Given exercise » Extract the lines that hold the string "skisenter".

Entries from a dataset
----------------------------------------

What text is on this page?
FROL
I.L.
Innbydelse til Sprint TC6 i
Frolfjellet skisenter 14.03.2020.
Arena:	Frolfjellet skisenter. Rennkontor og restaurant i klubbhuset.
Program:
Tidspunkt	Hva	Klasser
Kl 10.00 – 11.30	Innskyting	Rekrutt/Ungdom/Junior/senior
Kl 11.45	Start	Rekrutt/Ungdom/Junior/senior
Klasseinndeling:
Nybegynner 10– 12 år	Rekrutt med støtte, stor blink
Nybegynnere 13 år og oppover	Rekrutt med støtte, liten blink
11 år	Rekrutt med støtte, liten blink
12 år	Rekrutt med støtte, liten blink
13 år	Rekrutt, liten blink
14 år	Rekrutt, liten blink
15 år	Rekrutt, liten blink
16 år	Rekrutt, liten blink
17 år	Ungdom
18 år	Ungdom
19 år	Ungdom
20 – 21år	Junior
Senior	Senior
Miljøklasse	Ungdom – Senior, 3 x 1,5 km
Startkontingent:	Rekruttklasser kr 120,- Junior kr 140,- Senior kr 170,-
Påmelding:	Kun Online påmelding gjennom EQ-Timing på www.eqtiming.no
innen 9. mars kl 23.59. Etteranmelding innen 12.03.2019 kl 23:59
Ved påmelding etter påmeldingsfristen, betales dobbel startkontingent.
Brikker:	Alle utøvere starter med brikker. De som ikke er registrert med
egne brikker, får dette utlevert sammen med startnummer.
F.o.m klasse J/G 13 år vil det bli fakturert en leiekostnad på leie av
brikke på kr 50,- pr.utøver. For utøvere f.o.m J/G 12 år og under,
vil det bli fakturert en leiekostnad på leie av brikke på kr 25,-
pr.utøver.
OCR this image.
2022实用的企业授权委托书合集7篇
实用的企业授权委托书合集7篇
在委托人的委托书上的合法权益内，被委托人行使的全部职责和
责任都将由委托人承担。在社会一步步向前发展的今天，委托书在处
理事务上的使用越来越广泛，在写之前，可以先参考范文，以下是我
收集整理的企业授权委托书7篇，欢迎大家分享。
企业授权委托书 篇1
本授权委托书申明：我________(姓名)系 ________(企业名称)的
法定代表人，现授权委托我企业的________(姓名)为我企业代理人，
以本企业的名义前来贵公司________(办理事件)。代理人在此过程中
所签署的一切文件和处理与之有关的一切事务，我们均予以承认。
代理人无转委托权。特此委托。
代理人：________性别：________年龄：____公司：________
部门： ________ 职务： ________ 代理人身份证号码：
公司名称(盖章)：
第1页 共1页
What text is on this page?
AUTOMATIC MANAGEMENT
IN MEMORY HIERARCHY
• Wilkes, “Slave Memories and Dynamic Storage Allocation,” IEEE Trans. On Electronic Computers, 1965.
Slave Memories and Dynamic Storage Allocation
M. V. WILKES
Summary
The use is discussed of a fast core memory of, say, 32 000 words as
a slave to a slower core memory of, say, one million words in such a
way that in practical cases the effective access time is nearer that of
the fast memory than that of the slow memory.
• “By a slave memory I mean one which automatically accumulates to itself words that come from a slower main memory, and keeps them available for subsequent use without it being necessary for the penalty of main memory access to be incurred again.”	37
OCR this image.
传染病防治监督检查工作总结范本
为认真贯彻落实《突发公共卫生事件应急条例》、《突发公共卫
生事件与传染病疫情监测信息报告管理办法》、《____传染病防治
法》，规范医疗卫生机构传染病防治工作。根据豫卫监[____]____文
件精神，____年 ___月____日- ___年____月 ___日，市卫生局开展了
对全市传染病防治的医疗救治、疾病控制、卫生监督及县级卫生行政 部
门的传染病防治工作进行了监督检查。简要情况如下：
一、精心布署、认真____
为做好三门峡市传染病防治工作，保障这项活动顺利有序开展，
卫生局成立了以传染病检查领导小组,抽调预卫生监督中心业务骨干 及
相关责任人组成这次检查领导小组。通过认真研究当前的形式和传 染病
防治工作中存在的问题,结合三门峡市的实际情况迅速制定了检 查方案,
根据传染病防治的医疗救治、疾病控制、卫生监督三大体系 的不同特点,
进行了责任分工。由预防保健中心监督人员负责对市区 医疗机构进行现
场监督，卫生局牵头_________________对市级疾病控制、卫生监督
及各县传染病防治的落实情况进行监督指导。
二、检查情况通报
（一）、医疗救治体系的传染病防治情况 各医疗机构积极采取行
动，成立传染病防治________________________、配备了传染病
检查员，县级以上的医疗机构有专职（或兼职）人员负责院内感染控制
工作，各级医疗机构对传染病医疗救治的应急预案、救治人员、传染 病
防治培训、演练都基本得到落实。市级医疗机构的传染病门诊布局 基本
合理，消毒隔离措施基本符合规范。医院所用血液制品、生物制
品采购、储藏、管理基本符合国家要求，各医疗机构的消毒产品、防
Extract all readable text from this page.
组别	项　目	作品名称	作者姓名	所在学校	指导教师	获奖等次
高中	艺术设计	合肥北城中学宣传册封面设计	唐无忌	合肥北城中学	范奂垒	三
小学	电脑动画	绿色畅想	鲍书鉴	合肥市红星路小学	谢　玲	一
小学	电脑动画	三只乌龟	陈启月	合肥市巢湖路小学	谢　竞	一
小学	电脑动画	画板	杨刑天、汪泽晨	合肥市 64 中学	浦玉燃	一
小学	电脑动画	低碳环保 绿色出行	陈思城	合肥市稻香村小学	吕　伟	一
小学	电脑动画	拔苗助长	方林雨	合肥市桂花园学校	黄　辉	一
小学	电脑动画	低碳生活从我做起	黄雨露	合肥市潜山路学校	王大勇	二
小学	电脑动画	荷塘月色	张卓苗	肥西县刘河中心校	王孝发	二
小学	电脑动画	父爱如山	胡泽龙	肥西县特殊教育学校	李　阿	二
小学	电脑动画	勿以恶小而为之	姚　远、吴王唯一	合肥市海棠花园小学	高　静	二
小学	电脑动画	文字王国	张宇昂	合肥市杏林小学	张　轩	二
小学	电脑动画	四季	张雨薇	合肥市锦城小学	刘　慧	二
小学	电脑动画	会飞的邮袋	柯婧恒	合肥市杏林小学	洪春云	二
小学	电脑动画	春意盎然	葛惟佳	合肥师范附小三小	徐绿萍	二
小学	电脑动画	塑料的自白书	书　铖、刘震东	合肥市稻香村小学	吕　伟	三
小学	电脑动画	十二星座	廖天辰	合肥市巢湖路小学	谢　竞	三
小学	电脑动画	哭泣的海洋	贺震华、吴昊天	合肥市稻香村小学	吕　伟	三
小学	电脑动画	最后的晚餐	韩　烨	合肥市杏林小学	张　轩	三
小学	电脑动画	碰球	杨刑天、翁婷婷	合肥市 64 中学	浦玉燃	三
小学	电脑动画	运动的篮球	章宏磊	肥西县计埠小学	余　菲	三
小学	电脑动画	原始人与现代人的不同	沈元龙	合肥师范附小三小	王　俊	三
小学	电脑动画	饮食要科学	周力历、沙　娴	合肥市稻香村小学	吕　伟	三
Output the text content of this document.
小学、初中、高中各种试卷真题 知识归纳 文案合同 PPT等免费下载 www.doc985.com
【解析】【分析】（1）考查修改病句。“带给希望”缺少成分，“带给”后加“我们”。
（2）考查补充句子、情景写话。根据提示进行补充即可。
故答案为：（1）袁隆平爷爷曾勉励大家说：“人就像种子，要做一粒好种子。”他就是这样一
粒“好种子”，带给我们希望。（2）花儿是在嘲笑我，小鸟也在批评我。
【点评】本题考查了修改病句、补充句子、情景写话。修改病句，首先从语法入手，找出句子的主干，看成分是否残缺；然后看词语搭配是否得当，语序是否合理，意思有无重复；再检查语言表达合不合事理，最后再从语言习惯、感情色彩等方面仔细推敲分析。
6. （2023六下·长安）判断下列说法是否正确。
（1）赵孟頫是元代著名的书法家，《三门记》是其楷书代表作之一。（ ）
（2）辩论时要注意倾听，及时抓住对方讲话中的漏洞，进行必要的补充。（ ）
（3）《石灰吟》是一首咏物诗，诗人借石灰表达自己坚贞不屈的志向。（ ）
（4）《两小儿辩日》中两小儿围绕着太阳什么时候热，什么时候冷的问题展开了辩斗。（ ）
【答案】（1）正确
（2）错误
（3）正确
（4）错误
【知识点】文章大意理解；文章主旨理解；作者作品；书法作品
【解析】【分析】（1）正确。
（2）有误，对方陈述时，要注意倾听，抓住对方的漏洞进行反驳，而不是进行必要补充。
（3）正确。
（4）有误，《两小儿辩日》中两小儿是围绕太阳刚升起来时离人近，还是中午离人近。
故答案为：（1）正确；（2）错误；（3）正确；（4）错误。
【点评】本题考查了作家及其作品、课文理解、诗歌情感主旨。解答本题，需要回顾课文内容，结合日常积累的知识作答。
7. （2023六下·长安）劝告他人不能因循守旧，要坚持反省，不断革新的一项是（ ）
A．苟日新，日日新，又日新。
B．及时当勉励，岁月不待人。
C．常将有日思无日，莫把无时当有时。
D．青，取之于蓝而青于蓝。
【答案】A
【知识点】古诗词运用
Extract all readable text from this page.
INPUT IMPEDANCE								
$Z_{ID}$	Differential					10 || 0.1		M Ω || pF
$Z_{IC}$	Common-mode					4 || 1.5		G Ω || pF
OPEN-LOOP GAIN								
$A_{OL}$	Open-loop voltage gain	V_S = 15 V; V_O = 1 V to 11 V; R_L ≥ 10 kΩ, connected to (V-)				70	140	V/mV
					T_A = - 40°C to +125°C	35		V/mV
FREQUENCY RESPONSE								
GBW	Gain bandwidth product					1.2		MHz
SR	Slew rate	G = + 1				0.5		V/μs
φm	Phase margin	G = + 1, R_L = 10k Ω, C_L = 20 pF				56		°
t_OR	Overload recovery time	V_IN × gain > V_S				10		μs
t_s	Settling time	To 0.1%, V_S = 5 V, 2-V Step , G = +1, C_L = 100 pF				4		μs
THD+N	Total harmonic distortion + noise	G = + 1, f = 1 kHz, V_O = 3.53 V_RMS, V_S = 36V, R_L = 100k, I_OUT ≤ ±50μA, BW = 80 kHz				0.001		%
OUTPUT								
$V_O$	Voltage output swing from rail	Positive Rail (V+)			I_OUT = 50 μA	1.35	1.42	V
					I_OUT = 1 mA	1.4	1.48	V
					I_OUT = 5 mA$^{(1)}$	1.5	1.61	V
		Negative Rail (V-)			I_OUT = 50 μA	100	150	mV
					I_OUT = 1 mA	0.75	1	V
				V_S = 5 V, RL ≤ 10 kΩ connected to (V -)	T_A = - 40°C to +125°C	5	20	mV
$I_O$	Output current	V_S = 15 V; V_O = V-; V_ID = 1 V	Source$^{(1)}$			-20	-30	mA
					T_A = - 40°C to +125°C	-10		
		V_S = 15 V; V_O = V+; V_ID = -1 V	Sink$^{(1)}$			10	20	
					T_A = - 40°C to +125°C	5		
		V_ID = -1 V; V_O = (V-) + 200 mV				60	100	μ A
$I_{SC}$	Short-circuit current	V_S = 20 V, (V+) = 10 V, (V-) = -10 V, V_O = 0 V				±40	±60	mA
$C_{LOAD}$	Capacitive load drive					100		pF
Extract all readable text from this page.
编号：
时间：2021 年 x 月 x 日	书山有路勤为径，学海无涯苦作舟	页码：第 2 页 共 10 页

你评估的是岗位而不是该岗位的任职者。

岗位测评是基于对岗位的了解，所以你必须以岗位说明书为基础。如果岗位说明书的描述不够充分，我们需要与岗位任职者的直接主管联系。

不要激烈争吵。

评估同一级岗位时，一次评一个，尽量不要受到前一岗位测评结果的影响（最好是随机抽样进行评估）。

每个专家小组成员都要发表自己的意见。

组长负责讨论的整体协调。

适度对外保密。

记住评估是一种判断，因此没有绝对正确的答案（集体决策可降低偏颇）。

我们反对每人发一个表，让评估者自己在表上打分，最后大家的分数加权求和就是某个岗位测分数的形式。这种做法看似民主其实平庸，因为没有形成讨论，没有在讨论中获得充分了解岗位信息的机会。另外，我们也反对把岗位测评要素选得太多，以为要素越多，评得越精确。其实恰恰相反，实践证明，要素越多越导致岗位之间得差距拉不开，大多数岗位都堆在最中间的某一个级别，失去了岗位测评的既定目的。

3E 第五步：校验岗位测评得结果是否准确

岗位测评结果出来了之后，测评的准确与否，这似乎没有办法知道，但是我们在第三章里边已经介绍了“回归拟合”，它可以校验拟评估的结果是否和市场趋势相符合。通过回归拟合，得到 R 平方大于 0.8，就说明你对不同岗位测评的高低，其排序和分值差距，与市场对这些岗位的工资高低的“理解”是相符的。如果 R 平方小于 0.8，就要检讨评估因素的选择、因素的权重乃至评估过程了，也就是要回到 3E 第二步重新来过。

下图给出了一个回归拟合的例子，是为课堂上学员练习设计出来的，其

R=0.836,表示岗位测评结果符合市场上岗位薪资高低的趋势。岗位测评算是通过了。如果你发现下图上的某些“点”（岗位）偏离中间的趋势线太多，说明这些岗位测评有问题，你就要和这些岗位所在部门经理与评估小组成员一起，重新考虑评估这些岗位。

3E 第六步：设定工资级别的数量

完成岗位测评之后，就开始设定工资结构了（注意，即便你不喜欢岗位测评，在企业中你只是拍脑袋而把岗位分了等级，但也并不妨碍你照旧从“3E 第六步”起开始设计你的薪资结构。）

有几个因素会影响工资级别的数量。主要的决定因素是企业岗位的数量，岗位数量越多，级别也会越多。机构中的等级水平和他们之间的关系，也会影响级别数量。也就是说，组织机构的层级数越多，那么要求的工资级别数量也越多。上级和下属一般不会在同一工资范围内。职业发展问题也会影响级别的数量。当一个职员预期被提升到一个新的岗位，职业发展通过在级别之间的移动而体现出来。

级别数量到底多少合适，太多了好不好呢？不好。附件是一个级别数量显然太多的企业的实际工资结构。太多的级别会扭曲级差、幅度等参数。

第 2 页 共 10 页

----------------------------------------

Result »
Frolfjellet skisenter 14.03.2020.
Arena:	Frolfjellet skisenter. Rennkontor og restaurant i klubbhuset.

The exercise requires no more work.